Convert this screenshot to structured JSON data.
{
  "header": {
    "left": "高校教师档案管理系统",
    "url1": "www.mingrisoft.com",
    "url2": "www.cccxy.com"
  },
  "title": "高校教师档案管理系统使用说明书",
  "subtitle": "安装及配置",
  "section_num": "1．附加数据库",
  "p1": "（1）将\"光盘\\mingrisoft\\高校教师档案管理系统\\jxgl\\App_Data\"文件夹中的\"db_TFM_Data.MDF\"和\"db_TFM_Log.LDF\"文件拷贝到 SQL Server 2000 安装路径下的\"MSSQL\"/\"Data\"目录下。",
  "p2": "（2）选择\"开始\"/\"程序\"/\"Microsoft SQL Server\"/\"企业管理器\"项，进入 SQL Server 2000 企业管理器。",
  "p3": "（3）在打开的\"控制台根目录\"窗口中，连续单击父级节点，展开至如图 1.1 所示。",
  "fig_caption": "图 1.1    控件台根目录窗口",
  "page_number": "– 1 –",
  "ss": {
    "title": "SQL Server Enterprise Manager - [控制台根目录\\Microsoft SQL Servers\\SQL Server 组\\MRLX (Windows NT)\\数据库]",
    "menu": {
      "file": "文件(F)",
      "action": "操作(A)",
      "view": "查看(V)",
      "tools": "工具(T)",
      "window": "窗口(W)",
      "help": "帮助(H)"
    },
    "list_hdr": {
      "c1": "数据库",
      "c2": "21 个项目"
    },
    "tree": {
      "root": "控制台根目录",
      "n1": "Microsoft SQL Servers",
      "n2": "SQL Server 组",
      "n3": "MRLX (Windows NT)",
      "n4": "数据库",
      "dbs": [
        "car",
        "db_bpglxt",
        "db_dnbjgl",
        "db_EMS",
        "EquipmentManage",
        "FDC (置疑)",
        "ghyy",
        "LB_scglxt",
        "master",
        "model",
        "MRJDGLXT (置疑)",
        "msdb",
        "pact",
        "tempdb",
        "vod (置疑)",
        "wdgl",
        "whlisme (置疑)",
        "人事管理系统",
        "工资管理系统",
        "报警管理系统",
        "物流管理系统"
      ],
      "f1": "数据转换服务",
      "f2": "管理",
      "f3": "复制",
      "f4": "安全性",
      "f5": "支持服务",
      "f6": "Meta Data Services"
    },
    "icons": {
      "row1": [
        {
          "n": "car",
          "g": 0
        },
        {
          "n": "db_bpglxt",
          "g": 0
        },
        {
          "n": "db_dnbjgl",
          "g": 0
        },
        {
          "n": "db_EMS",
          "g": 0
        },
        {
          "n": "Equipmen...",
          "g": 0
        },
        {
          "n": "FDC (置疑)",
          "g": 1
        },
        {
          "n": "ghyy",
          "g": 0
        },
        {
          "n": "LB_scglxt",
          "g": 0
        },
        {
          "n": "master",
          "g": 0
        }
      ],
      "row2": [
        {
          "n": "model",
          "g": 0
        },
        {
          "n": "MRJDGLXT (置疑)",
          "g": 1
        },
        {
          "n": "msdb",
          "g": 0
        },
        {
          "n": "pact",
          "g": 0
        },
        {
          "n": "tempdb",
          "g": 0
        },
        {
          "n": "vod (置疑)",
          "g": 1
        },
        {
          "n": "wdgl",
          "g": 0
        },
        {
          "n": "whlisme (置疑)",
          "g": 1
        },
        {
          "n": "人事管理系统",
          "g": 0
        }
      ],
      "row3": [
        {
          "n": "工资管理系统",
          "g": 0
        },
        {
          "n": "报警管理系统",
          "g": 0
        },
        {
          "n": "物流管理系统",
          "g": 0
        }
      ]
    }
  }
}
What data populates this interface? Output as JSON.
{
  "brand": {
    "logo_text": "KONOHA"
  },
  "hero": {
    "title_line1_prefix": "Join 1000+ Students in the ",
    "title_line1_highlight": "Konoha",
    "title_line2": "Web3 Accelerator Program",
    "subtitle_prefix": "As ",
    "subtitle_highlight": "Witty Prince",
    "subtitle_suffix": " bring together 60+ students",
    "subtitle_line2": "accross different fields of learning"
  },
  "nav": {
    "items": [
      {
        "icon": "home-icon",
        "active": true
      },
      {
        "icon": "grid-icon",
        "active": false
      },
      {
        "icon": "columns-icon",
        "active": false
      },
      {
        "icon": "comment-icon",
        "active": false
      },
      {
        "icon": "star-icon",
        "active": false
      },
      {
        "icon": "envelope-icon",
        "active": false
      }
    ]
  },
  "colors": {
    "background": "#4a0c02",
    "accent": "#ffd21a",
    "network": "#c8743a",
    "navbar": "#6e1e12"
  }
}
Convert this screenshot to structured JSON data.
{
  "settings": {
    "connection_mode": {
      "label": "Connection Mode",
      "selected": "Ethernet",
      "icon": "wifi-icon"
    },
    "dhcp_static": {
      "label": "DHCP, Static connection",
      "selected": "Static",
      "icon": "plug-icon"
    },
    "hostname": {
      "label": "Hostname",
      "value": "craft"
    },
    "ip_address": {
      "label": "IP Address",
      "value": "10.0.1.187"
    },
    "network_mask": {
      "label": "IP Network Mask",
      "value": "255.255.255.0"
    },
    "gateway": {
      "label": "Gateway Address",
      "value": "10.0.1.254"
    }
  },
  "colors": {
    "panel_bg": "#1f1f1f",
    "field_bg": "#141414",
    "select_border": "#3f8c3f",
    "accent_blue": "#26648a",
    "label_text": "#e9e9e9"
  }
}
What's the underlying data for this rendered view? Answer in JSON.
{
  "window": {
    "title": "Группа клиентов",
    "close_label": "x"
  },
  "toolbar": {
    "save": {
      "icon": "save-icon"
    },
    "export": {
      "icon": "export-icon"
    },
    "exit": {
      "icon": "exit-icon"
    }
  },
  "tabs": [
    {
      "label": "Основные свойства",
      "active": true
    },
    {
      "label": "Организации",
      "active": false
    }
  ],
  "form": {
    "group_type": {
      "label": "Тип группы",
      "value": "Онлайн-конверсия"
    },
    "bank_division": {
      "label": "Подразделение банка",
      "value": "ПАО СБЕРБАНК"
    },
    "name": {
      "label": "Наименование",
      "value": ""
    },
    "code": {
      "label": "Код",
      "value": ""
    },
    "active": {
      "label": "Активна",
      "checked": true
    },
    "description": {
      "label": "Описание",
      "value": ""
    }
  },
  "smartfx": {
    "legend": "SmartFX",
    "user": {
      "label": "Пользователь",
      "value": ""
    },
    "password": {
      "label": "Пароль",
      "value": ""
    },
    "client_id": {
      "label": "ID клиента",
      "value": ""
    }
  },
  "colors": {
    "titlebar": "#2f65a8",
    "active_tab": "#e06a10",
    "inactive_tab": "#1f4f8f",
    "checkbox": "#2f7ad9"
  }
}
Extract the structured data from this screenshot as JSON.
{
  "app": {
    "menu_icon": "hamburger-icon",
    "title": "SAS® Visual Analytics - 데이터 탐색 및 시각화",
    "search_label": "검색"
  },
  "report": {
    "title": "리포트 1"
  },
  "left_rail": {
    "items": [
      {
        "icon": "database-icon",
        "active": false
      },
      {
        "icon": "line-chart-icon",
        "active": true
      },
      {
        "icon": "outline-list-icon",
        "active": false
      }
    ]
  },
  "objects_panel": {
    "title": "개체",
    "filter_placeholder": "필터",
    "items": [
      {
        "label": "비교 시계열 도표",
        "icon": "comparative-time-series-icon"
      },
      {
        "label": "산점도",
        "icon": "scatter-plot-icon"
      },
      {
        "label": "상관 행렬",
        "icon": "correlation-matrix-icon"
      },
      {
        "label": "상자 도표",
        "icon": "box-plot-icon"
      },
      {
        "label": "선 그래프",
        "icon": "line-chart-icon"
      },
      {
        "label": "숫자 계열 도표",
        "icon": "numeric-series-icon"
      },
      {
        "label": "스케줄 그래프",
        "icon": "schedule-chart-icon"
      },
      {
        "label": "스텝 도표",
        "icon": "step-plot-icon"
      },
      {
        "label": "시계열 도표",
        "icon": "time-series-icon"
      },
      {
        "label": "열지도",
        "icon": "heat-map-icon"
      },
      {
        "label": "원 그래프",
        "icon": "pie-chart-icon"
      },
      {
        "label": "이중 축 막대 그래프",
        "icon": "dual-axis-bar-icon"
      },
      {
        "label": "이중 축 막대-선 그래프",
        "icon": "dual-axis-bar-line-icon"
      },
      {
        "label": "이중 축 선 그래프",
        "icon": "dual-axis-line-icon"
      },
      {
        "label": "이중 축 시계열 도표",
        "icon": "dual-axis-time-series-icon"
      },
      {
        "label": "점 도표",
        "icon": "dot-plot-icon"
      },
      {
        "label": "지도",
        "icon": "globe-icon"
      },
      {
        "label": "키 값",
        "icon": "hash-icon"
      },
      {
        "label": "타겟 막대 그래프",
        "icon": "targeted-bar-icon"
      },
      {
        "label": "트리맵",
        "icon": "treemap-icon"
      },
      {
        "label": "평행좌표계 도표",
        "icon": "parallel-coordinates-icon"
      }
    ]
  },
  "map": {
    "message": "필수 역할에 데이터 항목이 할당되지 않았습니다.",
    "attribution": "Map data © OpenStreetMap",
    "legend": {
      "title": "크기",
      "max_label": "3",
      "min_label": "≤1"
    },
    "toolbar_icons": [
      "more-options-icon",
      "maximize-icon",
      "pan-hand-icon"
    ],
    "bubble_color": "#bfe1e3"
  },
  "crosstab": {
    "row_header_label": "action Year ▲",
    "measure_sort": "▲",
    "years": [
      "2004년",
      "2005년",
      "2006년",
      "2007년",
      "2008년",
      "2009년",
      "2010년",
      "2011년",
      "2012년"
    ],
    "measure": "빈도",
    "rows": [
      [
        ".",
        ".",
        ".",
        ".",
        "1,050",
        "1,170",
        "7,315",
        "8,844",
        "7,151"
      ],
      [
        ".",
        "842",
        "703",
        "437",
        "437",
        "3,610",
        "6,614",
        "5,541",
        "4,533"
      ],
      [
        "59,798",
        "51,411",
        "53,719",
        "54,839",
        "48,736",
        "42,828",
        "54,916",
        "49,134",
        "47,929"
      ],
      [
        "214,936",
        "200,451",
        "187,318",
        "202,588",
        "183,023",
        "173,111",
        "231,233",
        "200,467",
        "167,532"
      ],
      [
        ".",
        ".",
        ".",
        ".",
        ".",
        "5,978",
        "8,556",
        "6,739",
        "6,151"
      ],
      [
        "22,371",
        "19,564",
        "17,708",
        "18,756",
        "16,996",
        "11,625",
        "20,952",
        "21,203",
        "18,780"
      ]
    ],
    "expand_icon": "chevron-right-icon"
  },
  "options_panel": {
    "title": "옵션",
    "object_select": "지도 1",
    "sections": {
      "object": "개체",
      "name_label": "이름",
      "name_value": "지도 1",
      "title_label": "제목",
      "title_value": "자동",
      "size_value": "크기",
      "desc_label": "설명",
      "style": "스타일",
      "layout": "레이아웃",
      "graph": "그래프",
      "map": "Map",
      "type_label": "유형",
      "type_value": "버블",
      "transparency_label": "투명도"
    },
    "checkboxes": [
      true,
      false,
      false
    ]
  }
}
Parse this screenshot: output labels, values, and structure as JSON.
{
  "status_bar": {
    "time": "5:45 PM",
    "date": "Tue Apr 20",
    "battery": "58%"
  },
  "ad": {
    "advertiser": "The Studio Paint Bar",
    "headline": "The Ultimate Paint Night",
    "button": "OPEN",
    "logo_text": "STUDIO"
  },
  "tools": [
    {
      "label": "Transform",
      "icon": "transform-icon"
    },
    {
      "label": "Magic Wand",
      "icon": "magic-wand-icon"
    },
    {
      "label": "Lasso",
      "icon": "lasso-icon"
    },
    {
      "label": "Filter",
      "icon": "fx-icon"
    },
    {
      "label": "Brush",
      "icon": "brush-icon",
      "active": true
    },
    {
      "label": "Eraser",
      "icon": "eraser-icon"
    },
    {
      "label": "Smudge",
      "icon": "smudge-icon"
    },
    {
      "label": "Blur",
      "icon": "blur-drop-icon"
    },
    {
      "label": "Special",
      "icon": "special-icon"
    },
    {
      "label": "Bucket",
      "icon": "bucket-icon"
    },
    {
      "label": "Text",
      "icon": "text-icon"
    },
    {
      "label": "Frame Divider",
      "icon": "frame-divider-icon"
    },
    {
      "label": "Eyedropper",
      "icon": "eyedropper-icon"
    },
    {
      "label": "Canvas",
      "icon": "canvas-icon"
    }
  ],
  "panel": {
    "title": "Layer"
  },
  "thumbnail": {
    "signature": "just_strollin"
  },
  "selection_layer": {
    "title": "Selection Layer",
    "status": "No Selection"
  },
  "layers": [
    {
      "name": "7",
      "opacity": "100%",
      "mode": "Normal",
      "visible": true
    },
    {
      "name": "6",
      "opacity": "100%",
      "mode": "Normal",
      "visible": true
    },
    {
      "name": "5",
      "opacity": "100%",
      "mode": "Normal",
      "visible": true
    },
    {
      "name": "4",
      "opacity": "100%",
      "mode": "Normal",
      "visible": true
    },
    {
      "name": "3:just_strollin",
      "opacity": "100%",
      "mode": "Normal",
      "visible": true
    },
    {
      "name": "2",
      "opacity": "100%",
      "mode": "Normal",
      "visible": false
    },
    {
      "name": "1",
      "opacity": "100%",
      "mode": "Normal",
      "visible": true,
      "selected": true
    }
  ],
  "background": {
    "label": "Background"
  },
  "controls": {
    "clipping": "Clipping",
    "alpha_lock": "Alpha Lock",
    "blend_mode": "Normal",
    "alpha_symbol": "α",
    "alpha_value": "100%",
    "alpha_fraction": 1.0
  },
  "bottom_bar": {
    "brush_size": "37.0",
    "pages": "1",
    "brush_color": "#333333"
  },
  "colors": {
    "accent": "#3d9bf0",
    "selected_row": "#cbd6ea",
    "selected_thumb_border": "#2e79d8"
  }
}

──────

__What you have to do__: From the records, copy every line that has the string "控制台根目录" in it.

__The reply__:
  "p3": "（3）在打开的\"控制台根目录\"窗口中，连续单击父级节点，展开至如图 1.1 所示。",
    "title": "SQL Server Enterprise Manager - [控制台根目录\\Microsoft SQL Servers\\SQL Server 组\\MRLX (Windows NT)\\数据库]",
      "root": "控制台根目录",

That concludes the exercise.